## Items from a data source
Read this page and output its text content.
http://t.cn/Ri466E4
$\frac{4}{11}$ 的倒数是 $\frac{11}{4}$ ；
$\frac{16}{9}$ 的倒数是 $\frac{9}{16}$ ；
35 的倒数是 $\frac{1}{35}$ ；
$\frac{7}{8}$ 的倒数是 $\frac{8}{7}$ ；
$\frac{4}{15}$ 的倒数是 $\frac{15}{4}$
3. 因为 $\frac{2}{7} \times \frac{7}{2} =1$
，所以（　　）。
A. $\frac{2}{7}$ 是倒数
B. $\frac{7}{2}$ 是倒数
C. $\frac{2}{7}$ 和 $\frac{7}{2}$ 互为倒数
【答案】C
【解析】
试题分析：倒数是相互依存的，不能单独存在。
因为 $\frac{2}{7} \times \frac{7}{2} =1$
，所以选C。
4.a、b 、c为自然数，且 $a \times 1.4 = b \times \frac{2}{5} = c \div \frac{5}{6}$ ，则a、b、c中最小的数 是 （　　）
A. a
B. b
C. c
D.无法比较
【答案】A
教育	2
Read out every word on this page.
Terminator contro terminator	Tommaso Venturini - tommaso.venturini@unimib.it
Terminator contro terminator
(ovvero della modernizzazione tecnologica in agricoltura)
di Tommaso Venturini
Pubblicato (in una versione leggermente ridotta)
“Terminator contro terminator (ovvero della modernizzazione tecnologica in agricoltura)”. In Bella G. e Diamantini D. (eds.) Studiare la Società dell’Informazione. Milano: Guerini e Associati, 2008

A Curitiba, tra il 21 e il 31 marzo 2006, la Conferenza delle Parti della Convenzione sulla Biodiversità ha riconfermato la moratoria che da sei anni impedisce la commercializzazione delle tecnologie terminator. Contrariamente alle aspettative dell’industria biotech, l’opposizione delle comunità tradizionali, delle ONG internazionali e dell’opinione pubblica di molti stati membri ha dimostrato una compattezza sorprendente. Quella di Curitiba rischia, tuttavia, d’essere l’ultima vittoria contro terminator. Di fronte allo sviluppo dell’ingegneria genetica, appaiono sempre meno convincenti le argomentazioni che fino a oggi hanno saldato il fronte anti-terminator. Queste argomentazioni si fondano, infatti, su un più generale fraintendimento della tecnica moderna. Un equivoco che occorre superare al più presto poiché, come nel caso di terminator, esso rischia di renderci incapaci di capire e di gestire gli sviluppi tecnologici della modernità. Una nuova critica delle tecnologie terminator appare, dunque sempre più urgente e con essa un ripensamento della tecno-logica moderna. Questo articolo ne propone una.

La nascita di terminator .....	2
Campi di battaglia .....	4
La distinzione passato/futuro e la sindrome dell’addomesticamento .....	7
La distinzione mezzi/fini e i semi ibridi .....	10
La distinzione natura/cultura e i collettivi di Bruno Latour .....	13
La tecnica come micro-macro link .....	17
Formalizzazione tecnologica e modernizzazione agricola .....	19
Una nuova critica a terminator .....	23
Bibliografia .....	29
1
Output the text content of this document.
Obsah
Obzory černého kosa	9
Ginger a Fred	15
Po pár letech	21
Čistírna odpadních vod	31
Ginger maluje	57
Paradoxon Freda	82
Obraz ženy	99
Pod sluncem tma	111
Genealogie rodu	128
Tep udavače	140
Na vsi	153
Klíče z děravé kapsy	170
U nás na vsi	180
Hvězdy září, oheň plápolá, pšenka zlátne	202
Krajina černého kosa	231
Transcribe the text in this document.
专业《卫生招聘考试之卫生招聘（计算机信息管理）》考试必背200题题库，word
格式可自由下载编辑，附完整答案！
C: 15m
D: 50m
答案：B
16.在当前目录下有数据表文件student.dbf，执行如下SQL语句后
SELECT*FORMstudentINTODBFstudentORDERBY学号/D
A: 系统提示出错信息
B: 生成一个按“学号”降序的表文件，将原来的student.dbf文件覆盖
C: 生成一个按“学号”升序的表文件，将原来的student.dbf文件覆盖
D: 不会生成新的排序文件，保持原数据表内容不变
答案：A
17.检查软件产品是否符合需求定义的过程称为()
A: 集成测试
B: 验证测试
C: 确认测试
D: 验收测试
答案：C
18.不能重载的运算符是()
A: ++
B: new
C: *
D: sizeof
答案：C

## What to do
Print the records above in full, exactly.

## Problem solution
Read this page and output its text content.
http://t.cn/Ri466E4
$\frac{4}{11}$ 的倒数是 $\frac{11}{4}$ ；
$\frac{16}{9}$ 的倒数是 $\frac{9}{16}$ ；
35 的倒数是 $\frac{1}{35}$ ；
$\frac{7}{8}$ 的倒数是 $\frac{8}{7}$ ；
$\frac{4}{15}$ 的倒数是 $\frac{15}{4}$
3. 因为 $\frac{2}{7} \times \frac{7}{2} =1$
，所以（　　）。
A. $\frac{2}{7}$ 是倒数
B. $\frac{7}{2}$ 是倒数
C. $\frac{2}{7}$ 和 $\frac{7}{2}$ 互为倒数
【答案】C
【解析】
试题分析：倒数是相互依存的，不能单独存在。
因为 $\frac{2}{7} \times \frac{7}{2} =1$
，所以选C。
4.a、b 、c为自然数，且 $a \times 1.4 = b \times \frac{2}{5} = c \div \frac{5}{6}$ ，则a、b、c中最小的数 是 （　　）
A. a
B. b
C. c
D.无法比较
【答案】A
教育	2
Read out every word on this page.
Terminator contro terminator	Tommaso Venturini - tommaso.venturini@unimib.it
Terminator contro terminator
(ovvero della modernizzazione tecnologica in agricoltura)
di Tommaso Venturini
Pubblicato (in una versione leggermente ridotta)
“Terminator contro terminator (ovvero della modernizzazione tecnologica in agricoltura)”. In Bella G. e Diamantini D. (eds.) Studiare la Società dell’Informazione. Milano: Guerini e Associati, 2008

A Curitiba, tra il 21 e il 31 marzo 2006, la Conferenza delle Parti della Convenzione sulla Biodiversità ha riconfermato la moratoria che da sei anni impedisce la commercializzazione delle tecnologie terminator. Contrariamente alle aspettative dell’industria biotech, l’opposizione delle comunità tradizionali, delle ONG internazionali e dell’opinione pubblica di molti stati membri ha dimostrato una compattezza sorprendente. Quella di Curitiba rischia, tuttavia, d’essere l’ultima vittoria contro terminator. Di fronte allo sviluppo dell’ingegneria genetica, appaiono sempre meno convincenti le argomentazioni che fino a oggi hanno saldato il fronte anti-terminator. Queste argomentazioni si fondano, infatti, su un più generale fraintendimento della tecnica moderna. Un equivoco che occorre superare al più presto poiché, come nel caso di terminator, esso rischia di renderci incapaci di capire e di gestire gli sviluppi tecnologici della modernità. Una nuova critica delle tecnologie terminator appare, dunque sempre più urgente e con essa un ripensamento della tecno-logica moderna. Questo articolo ne propone una.

La nascita di terminator .....	2
Campi di battaglia .....	4
La distinzione passato/futuro e la sindrome dell’addomesticamento .....	7
La distinzione mezzi/fini e i semi ibridi .....	10
La distinzione natura/cultura e i collettivi di Bruno Latour .....	13
La tecnica come micro-macro link .....	17
Formalizzazione tecnologica e modernizzazione agricola .....	19
Una nuova critica a terminator .....	23
Bibliografia .....	29
1
Output the text content of this document.
Obsah
Obzory černého kosa	9
Ginger a Fred	15
Po pár letech	21
Čistírna odpadních vod	31
Ginger maluje	57
Paradoxon Freda	82
Obraz ženy	99
Pod sluncem tma	111
Genealogie rodu	128
Tep udavače	140
Na vsi	153
Klíče z děravé kapsy	170
U nás na vsi	180
Hvězdy září, oheň plápolá, pšenka zlátne	202
Krajina černého kosa	231
Transcribe the text in this document.
专业《卫生招聘考试之卫生招聘（计算机信息管理）》考试必背200题题库，word
格式可自由下载编辑，附完整答案！
C: 15m
D: 50m
答案：B
16.在当前目录下有数据表文件student.dbf，执行如下SQL语句后
SELECT*FORMstudentINTODBFstudentORDERBY学号/D
A: 系统提示出错信息
B: 生成一个按“学号”降序的表文件，将原来的student.dbf文件覆盖
C: 生成一个按“学号”升序的表文件，将原来的student.dbf文件覆盖
D: 不会生成新的排序文件，保持原数据表内容不变
答案：A
17.检查软件产品是否符合需求定义的过程称为()
A: 集成测试
B: 验证测试
C: 确认测试
D: 验收测试
答案：C
18.不能重载的运算符是()
A: ++
B: new
C: *
D: sizeof
答案：C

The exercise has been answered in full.